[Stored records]
§
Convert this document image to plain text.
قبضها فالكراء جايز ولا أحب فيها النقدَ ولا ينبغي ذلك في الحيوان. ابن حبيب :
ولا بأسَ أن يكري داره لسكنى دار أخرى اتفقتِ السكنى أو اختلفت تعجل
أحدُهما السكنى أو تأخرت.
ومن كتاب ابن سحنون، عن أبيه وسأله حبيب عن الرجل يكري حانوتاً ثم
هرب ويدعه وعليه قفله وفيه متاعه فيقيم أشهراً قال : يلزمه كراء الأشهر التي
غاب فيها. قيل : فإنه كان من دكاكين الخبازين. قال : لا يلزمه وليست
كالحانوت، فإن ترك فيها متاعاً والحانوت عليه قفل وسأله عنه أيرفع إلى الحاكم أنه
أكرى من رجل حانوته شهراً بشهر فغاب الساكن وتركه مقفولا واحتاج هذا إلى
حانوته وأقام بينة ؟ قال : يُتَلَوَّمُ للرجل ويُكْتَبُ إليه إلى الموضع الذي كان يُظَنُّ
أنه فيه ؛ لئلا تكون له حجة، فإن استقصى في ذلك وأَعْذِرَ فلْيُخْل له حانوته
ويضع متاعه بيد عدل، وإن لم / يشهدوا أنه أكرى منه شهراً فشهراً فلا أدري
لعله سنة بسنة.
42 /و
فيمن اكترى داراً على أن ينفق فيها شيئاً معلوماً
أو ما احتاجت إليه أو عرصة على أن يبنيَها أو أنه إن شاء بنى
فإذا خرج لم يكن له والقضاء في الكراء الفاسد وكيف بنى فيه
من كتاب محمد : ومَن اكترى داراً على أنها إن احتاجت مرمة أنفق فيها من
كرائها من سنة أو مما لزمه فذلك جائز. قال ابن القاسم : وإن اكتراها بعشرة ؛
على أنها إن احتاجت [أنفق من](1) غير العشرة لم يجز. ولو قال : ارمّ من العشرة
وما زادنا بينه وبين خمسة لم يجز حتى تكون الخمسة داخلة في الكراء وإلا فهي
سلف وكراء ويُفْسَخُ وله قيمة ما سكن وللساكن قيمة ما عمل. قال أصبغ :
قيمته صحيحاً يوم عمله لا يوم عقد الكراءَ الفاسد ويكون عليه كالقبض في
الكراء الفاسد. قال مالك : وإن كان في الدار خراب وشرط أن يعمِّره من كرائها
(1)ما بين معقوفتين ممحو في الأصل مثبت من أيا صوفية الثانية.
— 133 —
§
> **Exercise task**
Gather each line holding the string "أكرى".

> **Reply**
أكرى من رجل حانوته شهراً بشهر فغاب الساكن وتركه مقفولا واحتاج هذا إلى
ويضع متاعه بيد عدل، وإن لم / يشهدوا أنه أكرى منه شهراً فشهراً فلا أدري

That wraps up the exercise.